— Your task —
Scan the records for the string "Engineering"; copy each line where it occurs.

====== Data provided ======

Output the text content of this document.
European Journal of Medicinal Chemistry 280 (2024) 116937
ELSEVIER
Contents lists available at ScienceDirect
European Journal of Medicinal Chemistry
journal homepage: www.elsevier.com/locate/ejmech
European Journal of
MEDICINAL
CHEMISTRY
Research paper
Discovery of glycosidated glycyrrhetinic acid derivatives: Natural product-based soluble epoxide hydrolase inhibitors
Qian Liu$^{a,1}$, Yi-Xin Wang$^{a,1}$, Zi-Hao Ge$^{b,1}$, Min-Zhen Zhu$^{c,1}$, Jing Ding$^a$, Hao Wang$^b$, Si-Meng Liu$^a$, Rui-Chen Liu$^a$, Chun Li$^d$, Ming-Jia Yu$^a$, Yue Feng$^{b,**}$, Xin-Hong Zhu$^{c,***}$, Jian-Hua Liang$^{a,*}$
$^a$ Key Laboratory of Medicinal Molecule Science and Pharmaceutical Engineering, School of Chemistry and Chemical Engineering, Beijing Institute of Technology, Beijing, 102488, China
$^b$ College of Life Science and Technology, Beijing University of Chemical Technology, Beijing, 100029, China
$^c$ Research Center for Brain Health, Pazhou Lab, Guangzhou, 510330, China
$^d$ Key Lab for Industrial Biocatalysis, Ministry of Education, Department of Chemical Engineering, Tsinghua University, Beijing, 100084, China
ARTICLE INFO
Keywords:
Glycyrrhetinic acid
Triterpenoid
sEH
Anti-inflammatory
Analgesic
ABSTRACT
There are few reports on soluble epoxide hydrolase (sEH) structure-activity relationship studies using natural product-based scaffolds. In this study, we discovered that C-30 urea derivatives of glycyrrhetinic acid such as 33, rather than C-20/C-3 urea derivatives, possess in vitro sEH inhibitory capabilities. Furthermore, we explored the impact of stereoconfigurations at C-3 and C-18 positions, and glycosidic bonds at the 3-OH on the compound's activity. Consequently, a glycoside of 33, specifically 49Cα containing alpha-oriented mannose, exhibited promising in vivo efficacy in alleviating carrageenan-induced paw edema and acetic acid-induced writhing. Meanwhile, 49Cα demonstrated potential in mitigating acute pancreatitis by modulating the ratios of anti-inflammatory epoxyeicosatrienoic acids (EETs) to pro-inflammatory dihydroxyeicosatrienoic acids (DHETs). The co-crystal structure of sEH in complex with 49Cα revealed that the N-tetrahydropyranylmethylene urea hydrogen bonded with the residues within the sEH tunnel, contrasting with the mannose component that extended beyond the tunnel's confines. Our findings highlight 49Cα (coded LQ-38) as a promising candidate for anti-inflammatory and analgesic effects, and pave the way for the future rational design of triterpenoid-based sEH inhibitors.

======
====== Data provided ======

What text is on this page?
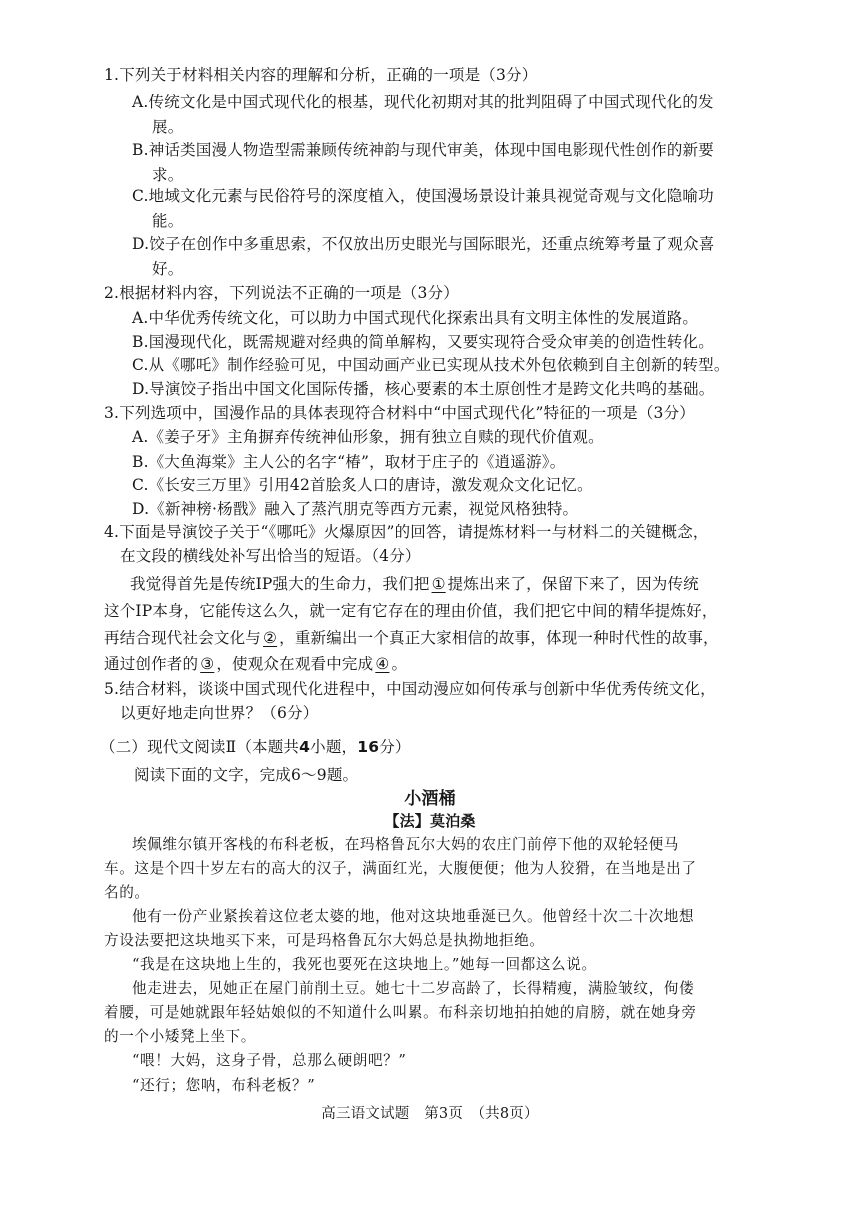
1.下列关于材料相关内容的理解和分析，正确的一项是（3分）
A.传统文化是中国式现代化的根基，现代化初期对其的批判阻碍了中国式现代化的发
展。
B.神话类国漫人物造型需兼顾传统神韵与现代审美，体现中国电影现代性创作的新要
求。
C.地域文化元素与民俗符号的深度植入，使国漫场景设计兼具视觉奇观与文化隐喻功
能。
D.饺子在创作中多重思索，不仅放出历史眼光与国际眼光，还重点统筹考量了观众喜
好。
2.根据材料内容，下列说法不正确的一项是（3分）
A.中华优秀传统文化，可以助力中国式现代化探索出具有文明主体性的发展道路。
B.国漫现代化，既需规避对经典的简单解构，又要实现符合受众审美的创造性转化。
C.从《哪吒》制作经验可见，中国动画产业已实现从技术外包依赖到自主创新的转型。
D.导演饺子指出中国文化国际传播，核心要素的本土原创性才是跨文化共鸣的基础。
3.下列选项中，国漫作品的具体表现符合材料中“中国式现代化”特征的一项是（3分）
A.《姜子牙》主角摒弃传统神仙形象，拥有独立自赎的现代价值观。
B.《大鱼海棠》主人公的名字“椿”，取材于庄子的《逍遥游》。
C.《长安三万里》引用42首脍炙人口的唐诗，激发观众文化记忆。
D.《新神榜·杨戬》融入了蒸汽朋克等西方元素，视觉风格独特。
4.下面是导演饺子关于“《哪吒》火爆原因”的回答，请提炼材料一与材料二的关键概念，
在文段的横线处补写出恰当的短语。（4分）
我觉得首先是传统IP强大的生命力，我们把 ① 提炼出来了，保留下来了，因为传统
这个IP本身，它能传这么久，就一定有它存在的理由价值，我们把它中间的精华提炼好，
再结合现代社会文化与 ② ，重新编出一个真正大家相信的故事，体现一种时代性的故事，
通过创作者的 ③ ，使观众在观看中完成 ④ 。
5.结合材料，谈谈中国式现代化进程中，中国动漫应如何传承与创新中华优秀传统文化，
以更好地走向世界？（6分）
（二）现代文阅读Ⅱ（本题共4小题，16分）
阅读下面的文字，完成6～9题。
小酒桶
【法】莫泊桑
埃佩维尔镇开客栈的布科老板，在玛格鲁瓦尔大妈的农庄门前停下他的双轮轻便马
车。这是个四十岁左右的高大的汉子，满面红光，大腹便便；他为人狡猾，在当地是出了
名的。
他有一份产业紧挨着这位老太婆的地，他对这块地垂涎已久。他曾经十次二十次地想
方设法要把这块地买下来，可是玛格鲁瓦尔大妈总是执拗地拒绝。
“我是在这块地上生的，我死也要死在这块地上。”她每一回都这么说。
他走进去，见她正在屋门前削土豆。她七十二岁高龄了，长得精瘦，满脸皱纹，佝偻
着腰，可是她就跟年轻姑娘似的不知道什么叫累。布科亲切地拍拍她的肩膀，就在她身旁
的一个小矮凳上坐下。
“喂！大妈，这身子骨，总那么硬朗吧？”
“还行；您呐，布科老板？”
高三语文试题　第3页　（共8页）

======
====== Data provided ======

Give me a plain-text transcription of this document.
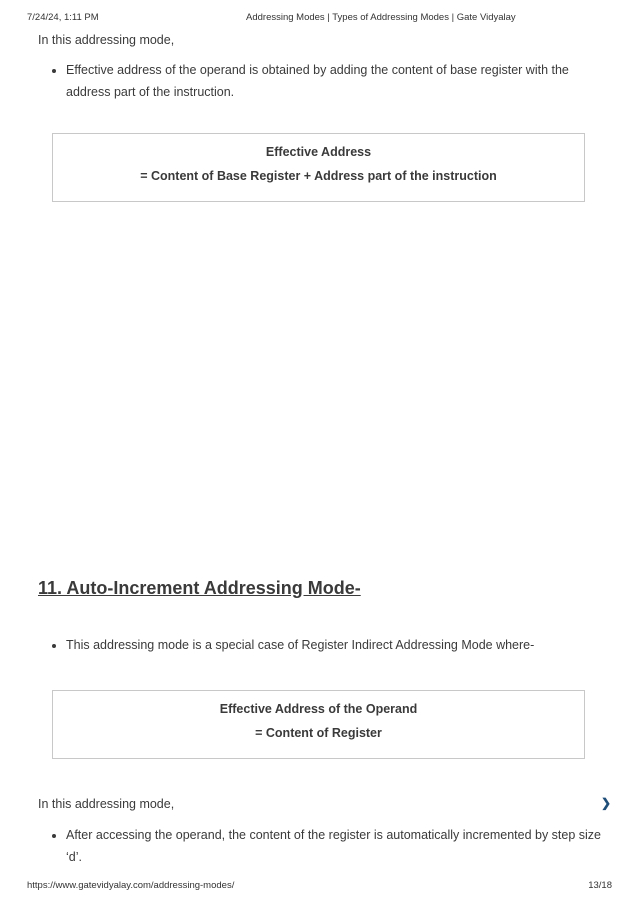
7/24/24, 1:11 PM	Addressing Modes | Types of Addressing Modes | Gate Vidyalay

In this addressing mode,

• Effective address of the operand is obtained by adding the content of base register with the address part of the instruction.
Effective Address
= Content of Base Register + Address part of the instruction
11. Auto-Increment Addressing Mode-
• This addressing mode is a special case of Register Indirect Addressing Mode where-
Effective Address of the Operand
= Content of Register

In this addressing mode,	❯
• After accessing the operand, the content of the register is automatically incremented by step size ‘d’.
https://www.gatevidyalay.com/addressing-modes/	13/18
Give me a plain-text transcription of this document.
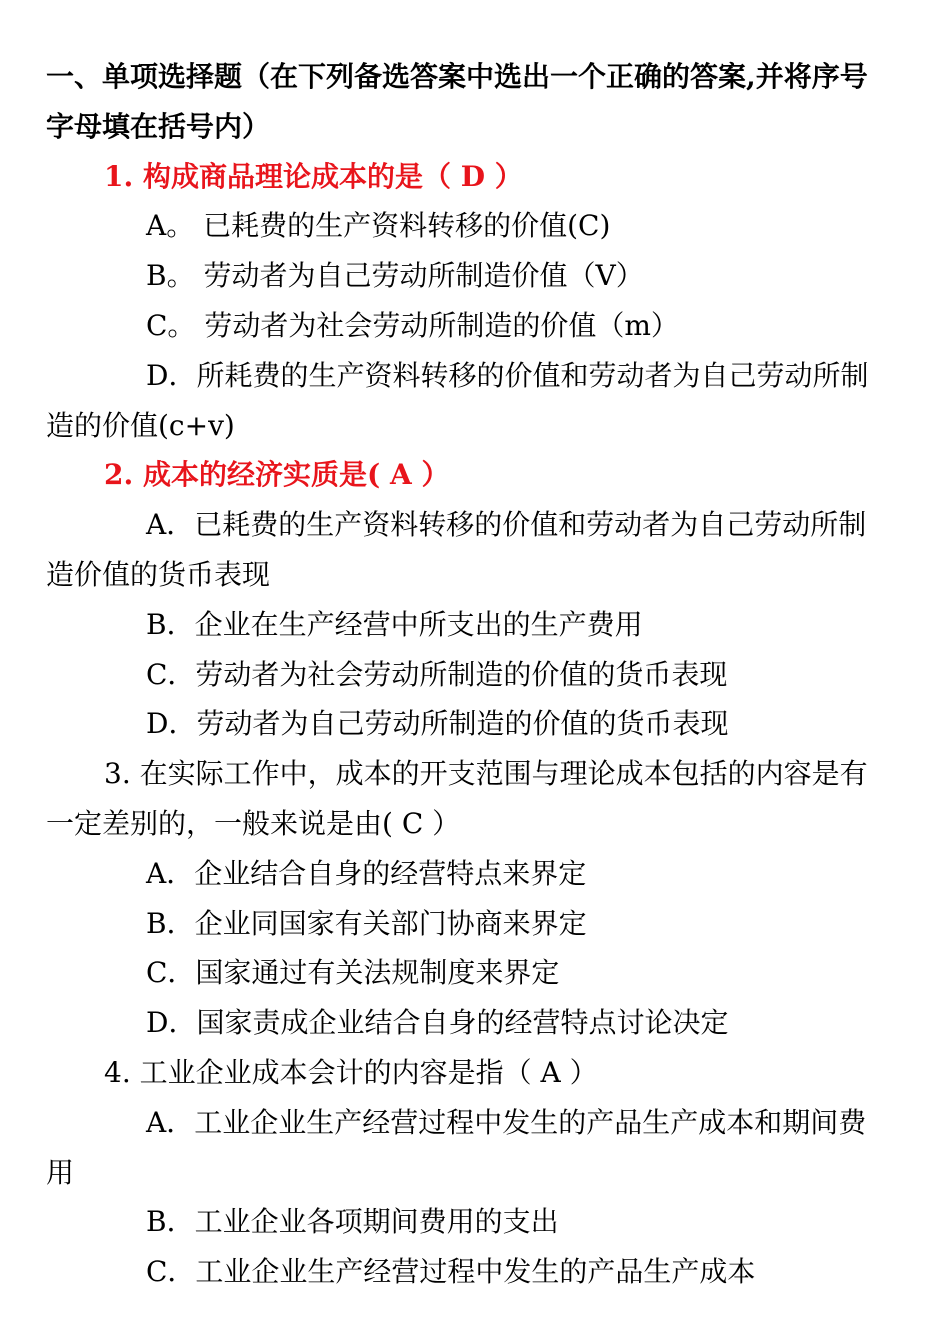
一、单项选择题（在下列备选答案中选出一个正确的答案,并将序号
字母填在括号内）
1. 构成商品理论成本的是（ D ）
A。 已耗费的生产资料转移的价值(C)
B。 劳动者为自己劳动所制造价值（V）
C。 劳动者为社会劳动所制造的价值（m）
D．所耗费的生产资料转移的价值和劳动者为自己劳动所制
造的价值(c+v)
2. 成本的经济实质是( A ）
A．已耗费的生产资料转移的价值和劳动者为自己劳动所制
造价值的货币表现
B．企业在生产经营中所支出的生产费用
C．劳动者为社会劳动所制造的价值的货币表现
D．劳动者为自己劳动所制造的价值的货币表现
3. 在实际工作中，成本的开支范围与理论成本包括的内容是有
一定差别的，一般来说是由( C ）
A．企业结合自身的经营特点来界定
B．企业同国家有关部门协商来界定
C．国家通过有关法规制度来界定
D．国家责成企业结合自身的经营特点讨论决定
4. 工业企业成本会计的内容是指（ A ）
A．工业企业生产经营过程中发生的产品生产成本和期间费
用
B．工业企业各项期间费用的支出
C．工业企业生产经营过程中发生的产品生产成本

======

— Solution —
$^a$ Key Laboratory of Medicinal Molecule Science and Pharmaceutical Engineering, School of Chemistry and Chemical Engineering, Beijing Institute of Technology, Beijing, 102488, China
$^d$ Key Lab for Industrial Biocatalysis, Ministry of Education, Department of Chemical Engineering, Tsinghua University, Beijing, 100084, China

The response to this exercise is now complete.